### Problem requirements
Write every line out verbatim and omit the pictures.

====== Recorded information

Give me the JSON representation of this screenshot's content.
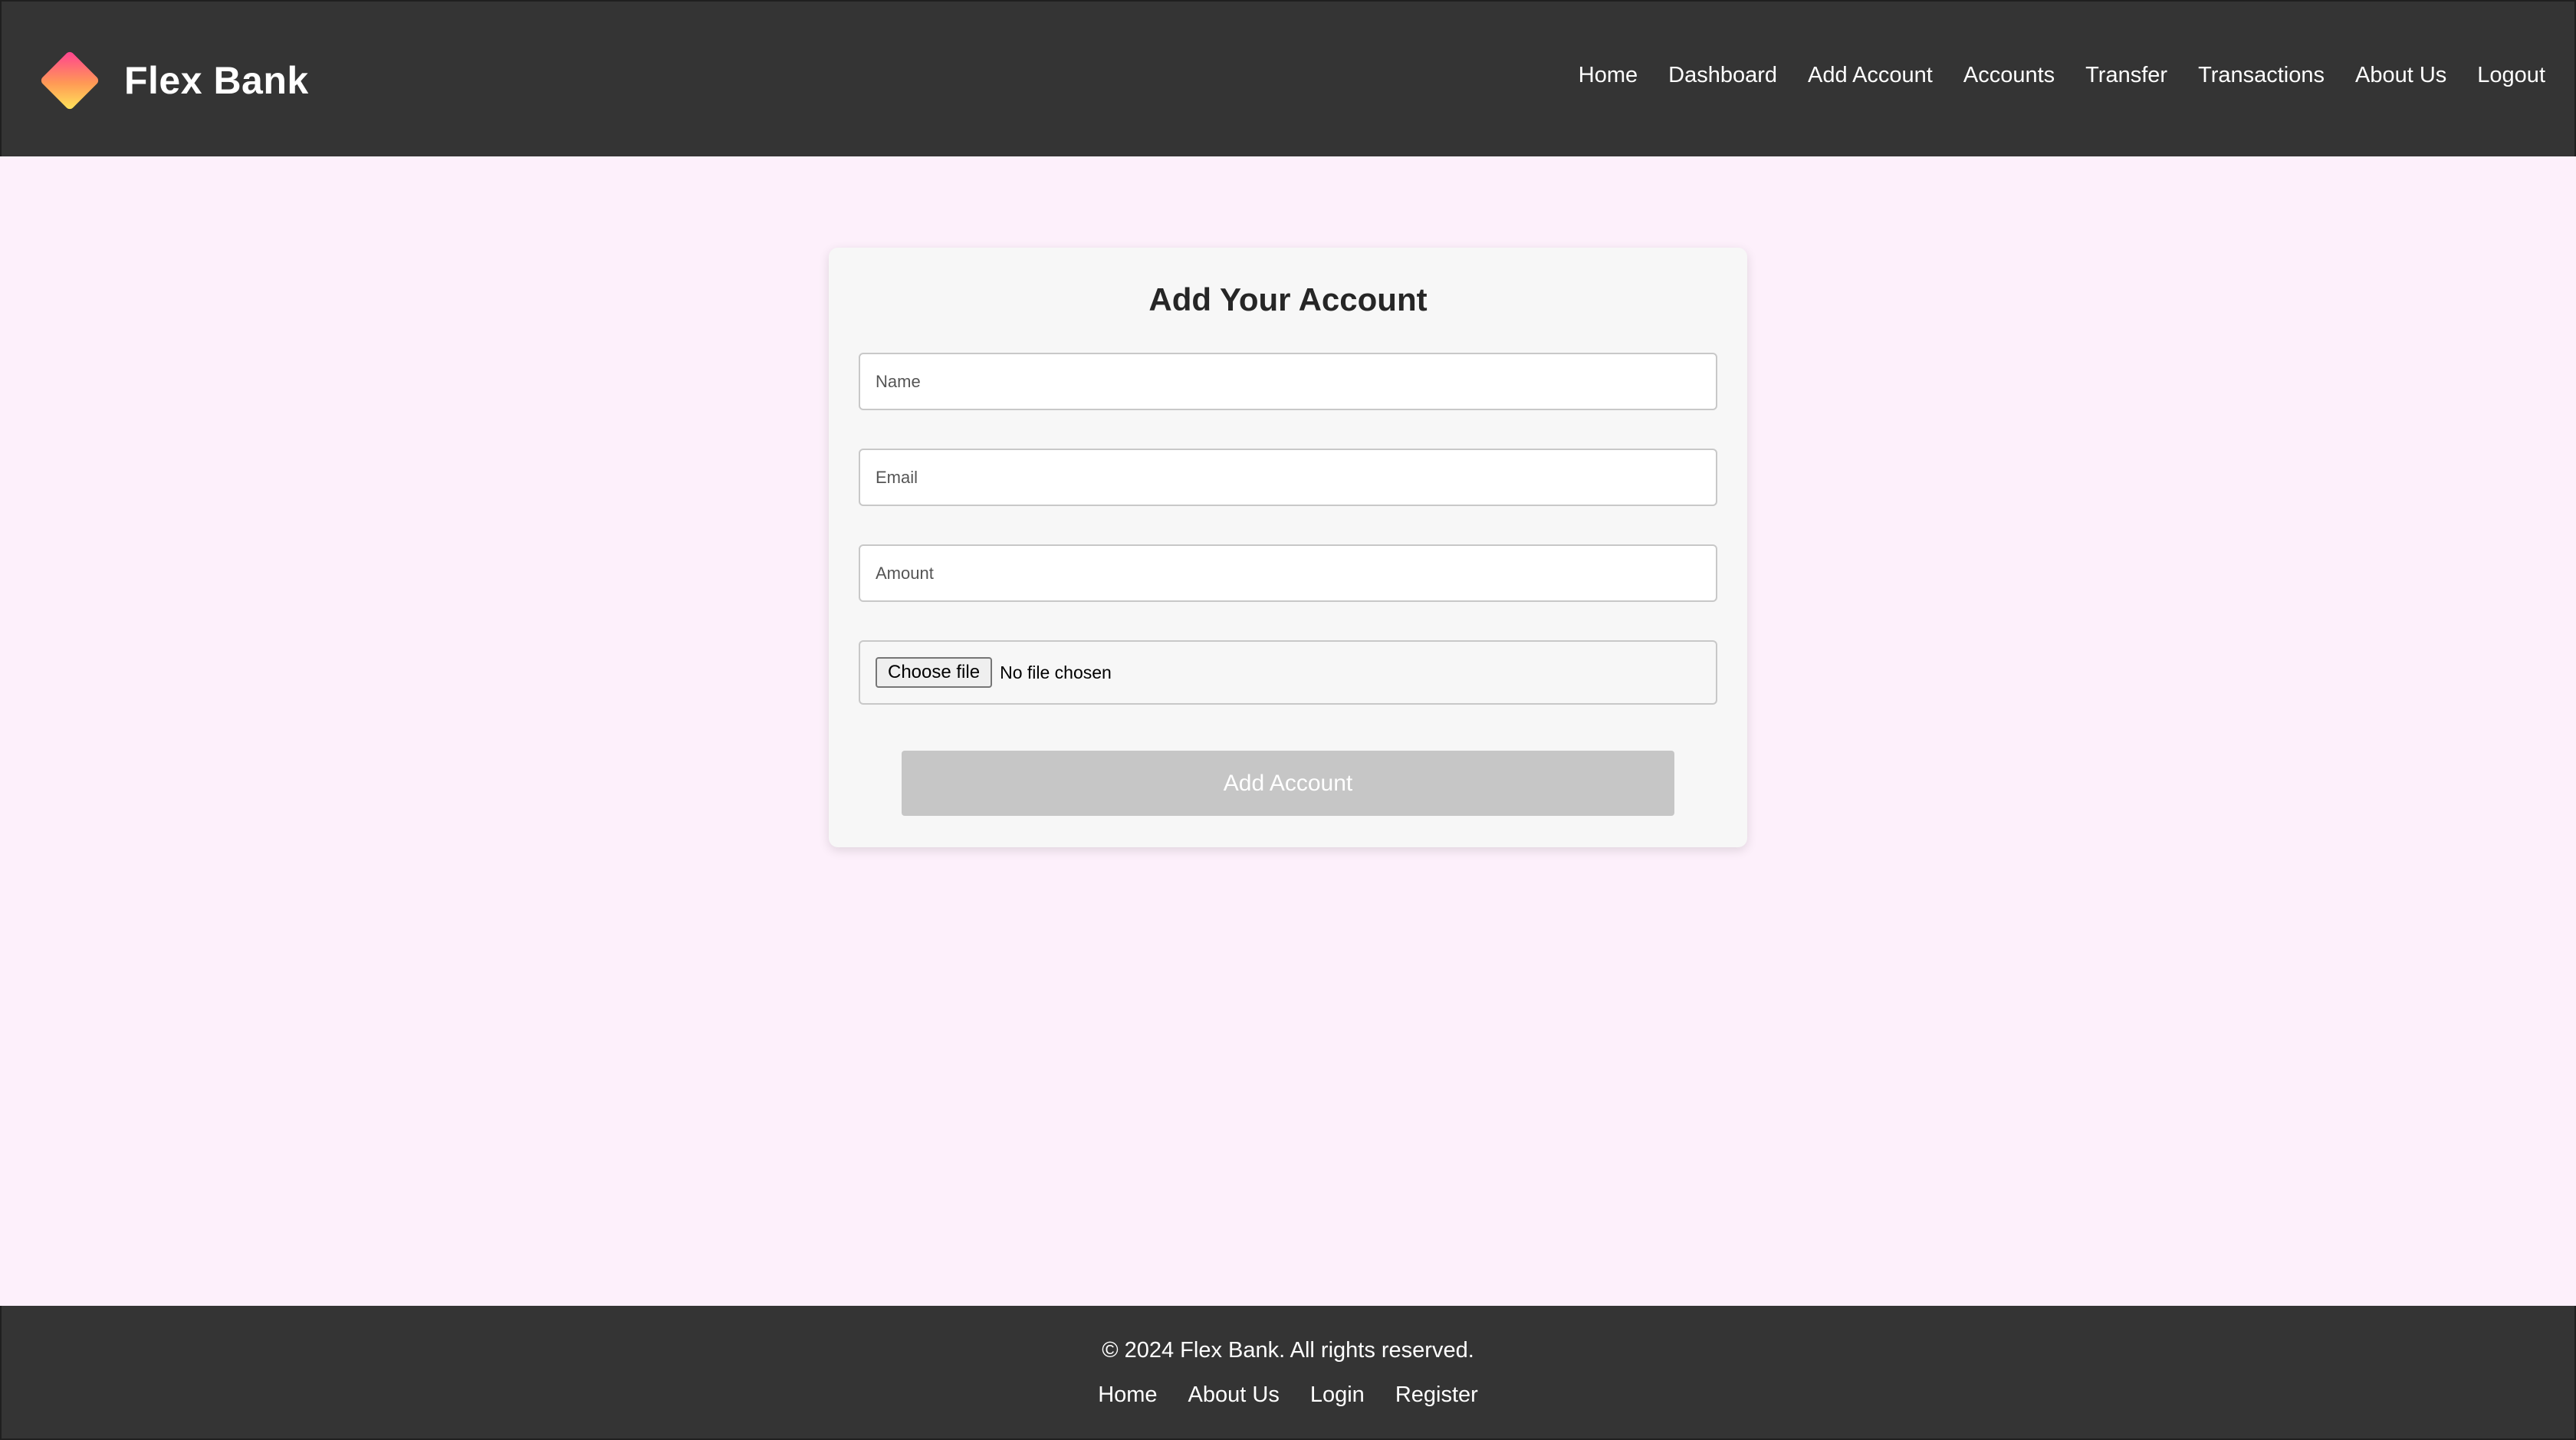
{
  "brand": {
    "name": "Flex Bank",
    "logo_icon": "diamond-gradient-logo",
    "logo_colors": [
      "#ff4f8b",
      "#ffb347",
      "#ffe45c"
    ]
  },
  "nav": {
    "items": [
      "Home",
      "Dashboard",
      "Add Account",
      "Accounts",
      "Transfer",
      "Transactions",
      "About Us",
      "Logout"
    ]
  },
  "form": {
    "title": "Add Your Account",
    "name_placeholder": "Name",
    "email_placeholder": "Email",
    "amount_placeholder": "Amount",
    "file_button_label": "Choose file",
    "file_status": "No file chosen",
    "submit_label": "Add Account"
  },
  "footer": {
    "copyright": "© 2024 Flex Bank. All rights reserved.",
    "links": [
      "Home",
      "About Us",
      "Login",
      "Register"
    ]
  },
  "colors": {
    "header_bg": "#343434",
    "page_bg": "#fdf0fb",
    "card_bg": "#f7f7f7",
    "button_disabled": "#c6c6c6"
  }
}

============

### Result
Give me the JSON representation of this screenshot's content.
{
  "brand": {
    "name": "Flex Bank",
    "logo_icon": "diamond-gradient-logo",
    "logo_colors": [
      "#ff4f8b",
      "#ffb347",
      "#ffe45c"
    ]
  },
  "nav": {
    "items": [
      "Home",
      "Dashboard",
      "Add Account",
      "Accounts",
      "Transfer",
      "Transactions",
      "About Us",
      "Logout"
    ]
  },
  "form": {
    "title": "Add Your Account",
    "name_placeholder": "Name",
    "email_placeholder": "Email",
    "amount_placeholder": "Amount",
    "file_button_label": "Choose file",
    "file_status": "No file chosen",
    "submit_label": "Add Account"
  },
  "footer": {
    "copyright": "© 2024 Flex Bank. All rights reserved.",
    "links": [
      "Home",
      "About Us",
      "Login",
      "Register"
    ]
  },
  "colors": {
    "header_bg": "#343434",
    "page_bg": "#fdf0fb",
    "card_bg": "#f7f7f7",
    "button_disabled": "#c6c6c6"
  }
}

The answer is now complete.